## PROBLEM DETAILS
Find how many lines in the material contain "只有当线速度"; your answer should be that number alone.

## EXTRACTED ENTRIES

'''

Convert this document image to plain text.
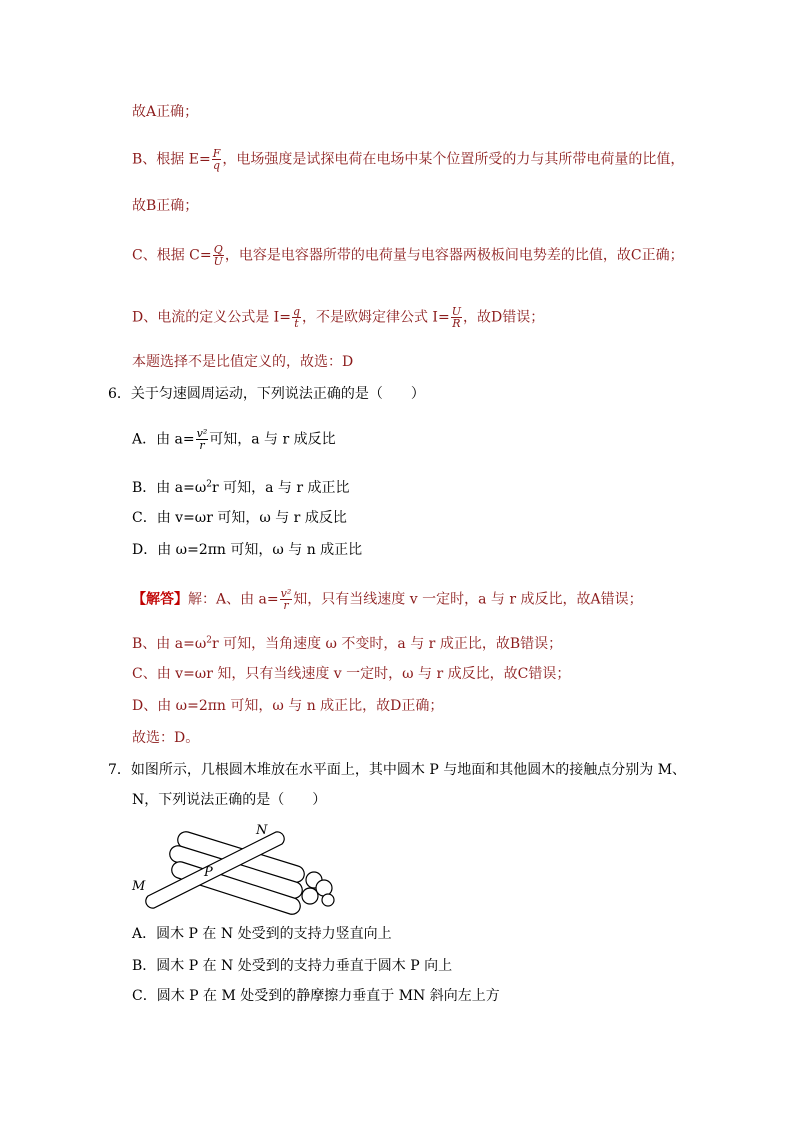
故A正确；
B、根据 $E= \frac{F}{q}$ ，电场强度是试探电荷在电场中某个位置所受的力与其所带电荷量的比值，
故B正确；
C、根据 $C= \frac{Q}{U}$ ，电容是电容器所带的电荷量与电容器两极板间电势差的比值，故C正确；
D、电流的定义公式是 $I= \frac{q}{t}$ ，不是欧姆定律公式 $I= \frac{U}{R}$ ，故D错误；
本题选择不是比值定义的，故选：D
6．关于匀速圆周运动，下列说法正确的是（　　）
A．由 $a= \frac{\text{v²}}{r}$ 可知，a 与 r 成反比
B．由 $a=\omega^2r$ 可知，a 与 r 成正比
C．由 v=ωr 可知，ω 与 r 成反比
D．由 ω=2πn 可知，ω 与 n 成正比
【解答】解：A、由 $a= \frac{\text{v²}}{r}$ 知，只有当线速度 v 一定时，a 与 r 成反比，故A错误；
B、由 $a=\omega^2r$ 可知，当角速度 ω 不变时，a 与 r 成正比，故B错误；
C、由 v=ωr 知，只有当线速度 v 一定时，ω 与 r 成反比，故C错误；
D、由 ω=2πn 可知，ω 与 n 成正比，故D正确；
故选：D。
7．如图所示，几根圆木堆放在水平面上，其中圆木 P 与地面和其他圆木的接触点分别为 M、
N，下列说法正确的是（　　）
N
P
M
A．圆木 P 在 N 处受到的支持力竖直向上
B．圆木 P 在 N 处受到的支持力垂直于圆木 P 向上
C．圆木 P 在 M 处受到的静摩擦力垂直于 MN 斜向左上方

'''

## FINAL RESULT
2